# JOB
Pick out the lines below with "rain" and list them.

>> Start INPUT FOR THIS TASK

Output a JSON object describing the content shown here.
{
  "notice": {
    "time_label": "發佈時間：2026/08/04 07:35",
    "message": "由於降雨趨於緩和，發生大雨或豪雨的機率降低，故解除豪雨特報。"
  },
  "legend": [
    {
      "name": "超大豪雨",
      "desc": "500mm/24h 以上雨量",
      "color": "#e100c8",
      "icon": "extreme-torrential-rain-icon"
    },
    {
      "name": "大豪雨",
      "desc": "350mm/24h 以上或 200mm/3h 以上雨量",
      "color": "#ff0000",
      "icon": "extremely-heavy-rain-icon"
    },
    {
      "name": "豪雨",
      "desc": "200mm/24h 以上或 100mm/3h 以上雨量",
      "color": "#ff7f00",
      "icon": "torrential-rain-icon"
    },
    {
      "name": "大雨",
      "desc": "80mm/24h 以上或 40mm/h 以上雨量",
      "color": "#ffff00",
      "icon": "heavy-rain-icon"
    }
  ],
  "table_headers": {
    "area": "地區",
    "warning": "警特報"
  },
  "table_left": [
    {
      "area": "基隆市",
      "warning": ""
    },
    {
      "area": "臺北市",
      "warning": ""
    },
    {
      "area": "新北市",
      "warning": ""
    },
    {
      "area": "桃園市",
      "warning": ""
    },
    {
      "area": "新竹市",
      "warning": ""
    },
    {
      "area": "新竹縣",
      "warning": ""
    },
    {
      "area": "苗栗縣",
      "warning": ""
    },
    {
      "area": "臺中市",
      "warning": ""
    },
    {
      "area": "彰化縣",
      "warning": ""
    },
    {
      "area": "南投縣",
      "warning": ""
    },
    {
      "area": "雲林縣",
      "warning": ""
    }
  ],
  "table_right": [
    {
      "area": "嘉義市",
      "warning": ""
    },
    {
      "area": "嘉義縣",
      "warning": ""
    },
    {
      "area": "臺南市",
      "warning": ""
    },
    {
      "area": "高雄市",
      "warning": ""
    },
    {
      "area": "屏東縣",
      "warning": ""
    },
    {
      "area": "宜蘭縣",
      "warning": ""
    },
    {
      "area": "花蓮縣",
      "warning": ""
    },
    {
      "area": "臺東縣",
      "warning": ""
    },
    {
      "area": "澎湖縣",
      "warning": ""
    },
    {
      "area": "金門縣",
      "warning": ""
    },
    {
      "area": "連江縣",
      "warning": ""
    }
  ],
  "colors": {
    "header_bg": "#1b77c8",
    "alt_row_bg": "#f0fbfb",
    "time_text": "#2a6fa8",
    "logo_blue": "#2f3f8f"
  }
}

>> End INPUT FOR THIS TASK

# TASK RESPONSE
      "icon": "extreme-torrential-rain-icon"
      "icon": "extremely-heavy-rain-icon"
      "icon": "torrential-rain-icon"
      "icon": "heavy-rain-icon"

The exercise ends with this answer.